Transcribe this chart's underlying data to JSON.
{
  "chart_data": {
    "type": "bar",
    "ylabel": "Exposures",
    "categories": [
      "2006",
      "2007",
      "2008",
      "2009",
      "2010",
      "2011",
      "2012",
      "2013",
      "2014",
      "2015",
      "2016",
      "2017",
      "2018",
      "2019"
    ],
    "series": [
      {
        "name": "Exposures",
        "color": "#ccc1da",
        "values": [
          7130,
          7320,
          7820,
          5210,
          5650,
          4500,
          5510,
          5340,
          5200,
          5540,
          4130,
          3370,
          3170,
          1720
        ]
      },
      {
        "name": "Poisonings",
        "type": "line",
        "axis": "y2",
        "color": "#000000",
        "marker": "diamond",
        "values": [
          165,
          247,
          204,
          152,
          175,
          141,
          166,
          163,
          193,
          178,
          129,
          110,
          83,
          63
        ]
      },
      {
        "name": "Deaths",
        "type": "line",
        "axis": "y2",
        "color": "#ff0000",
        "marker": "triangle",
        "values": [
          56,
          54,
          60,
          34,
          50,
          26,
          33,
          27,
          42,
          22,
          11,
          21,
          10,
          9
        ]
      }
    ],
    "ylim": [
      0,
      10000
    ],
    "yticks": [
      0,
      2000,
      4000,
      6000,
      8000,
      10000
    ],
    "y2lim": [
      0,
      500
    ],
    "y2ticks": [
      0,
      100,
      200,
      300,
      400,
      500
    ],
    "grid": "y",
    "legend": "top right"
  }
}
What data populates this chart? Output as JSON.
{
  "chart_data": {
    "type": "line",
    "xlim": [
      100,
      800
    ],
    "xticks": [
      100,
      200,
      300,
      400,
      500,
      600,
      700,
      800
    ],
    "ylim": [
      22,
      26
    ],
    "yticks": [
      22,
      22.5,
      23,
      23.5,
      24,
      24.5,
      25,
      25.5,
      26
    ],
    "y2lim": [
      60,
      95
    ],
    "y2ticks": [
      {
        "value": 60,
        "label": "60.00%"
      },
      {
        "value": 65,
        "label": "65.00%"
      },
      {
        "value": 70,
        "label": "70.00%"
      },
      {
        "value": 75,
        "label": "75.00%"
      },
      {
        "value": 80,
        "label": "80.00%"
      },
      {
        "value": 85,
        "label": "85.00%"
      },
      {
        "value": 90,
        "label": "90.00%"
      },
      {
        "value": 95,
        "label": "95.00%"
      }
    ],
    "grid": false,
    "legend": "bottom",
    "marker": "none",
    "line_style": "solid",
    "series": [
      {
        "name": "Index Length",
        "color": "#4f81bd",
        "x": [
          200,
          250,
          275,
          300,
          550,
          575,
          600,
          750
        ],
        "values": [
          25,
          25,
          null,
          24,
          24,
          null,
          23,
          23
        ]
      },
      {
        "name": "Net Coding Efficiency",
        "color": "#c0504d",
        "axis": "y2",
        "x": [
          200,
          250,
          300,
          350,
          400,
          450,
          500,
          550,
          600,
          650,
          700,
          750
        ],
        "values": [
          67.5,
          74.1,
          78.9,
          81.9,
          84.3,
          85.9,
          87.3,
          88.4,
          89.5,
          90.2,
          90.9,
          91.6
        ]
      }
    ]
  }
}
════════════════
Task description. Copy out all lines that carry the word "color".

Correct answer.
        "color": "#ccc1da",
        "color": "#000000",
        "color": "#ff0000",
        "color": "#4f81bd",
        "color": "#c0504d",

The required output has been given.